WHAT IS NEEDED:
How many lines below contain the string "correlational"? Reply with the figure and no further words.

Page transcription records
■ ■ ■ ■ ■ ■ ■

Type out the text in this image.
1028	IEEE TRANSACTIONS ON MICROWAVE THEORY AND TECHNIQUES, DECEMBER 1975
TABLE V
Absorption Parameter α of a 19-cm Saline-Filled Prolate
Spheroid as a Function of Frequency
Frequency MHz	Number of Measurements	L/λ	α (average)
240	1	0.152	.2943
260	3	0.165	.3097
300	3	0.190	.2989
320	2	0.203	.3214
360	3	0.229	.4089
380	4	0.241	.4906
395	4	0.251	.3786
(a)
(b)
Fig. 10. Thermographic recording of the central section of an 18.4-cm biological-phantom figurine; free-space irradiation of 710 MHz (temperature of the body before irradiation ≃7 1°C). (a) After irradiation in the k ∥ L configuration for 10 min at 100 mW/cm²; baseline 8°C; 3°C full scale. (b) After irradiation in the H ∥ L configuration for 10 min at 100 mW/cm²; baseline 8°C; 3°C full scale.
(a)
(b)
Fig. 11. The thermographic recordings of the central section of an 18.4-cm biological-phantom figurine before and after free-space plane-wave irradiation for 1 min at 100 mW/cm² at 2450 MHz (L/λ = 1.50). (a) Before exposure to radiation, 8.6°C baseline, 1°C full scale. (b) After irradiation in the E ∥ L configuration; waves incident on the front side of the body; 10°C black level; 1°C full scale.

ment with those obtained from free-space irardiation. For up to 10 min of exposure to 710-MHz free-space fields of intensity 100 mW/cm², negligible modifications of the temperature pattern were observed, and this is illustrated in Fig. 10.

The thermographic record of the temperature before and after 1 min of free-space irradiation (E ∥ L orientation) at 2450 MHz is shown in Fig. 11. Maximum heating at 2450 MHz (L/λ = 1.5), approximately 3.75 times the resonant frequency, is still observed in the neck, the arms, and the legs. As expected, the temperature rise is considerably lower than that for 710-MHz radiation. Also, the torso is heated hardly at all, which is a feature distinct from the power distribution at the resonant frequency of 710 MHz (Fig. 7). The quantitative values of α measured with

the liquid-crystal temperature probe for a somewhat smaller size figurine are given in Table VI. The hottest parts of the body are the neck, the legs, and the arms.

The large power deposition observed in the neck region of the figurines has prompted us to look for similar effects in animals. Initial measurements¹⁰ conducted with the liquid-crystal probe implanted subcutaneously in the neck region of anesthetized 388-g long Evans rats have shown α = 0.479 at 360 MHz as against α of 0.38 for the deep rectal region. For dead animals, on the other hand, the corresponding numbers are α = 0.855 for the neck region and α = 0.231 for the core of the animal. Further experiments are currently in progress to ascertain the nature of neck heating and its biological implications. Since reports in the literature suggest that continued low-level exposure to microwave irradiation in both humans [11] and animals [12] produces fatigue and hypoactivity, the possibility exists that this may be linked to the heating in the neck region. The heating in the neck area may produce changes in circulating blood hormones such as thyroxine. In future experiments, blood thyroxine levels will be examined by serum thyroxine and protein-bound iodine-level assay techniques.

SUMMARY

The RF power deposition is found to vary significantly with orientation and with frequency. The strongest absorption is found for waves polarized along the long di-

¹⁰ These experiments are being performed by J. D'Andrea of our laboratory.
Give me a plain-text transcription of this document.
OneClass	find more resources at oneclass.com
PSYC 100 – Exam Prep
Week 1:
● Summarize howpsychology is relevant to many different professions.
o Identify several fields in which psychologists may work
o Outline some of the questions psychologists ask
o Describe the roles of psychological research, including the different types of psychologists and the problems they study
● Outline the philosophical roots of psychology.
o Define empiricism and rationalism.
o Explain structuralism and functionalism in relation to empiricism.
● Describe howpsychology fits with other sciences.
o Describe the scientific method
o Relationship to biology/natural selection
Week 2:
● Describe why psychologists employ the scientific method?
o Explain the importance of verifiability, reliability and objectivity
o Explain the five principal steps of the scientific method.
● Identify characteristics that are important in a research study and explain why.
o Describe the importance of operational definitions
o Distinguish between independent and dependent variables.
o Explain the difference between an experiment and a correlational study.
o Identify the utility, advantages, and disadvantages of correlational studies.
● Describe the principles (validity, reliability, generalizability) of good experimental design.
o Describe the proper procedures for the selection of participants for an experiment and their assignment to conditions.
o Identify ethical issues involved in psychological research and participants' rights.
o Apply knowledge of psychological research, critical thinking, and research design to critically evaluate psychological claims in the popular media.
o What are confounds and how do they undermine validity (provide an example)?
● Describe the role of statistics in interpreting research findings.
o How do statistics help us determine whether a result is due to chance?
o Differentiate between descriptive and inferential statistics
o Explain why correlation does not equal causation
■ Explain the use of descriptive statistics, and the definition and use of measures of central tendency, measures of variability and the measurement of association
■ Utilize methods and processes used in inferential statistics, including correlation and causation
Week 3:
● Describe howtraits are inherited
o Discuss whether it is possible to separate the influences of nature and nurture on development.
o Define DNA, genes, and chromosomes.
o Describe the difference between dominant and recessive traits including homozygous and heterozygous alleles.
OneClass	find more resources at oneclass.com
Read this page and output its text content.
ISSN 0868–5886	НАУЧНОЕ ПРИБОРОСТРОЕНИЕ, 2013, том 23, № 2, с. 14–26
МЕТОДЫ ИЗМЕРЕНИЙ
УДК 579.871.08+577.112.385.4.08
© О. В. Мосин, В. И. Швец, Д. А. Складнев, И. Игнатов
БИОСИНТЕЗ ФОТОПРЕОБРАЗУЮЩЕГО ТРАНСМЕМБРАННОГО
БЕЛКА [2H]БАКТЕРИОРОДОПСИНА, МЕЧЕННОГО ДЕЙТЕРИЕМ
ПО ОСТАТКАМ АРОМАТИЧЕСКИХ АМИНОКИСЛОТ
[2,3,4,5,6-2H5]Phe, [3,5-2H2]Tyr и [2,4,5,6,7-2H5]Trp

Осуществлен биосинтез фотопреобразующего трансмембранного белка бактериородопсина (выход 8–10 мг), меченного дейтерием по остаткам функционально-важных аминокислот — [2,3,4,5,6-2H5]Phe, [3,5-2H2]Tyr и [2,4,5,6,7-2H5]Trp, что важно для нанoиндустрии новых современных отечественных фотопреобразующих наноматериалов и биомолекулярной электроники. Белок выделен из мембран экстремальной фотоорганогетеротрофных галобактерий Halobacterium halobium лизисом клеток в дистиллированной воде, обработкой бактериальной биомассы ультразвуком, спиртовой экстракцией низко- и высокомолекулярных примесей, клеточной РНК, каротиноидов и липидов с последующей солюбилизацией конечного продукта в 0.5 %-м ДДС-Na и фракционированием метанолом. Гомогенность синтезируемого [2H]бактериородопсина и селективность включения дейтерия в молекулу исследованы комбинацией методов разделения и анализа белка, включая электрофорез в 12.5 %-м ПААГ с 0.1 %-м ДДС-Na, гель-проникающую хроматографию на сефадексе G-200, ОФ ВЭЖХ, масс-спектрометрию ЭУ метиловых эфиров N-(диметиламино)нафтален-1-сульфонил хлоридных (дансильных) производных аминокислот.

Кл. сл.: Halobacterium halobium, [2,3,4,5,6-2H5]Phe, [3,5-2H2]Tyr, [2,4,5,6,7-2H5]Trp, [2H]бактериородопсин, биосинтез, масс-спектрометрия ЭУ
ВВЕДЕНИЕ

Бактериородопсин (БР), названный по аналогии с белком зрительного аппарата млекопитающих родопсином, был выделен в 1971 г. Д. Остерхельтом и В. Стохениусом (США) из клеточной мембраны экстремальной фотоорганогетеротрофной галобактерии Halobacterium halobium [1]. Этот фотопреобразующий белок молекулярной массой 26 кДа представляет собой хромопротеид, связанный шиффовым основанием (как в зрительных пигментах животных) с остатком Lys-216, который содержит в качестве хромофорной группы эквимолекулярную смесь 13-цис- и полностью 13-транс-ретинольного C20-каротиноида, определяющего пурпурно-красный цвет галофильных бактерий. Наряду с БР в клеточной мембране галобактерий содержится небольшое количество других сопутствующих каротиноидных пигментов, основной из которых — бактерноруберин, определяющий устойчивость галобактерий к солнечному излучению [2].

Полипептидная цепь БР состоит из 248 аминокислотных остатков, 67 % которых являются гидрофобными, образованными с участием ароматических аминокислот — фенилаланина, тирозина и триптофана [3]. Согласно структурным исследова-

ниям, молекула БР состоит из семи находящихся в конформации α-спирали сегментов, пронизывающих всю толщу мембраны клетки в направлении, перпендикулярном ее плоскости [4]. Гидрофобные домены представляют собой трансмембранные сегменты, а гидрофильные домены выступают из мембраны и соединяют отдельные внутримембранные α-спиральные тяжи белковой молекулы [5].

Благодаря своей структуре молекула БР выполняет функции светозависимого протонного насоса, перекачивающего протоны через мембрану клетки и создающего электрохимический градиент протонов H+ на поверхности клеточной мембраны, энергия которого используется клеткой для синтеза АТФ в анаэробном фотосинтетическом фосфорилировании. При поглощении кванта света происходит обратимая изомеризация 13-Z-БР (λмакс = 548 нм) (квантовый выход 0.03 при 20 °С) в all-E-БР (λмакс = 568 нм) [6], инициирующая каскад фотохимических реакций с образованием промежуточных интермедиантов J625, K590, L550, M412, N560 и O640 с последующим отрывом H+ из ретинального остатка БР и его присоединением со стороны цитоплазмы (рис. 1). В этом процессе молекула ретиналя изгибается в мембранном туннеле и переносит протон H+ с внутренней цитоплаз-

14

■ ■ ■ ■ ■ ■ ■

REPLY TO THE EXERCISE:
2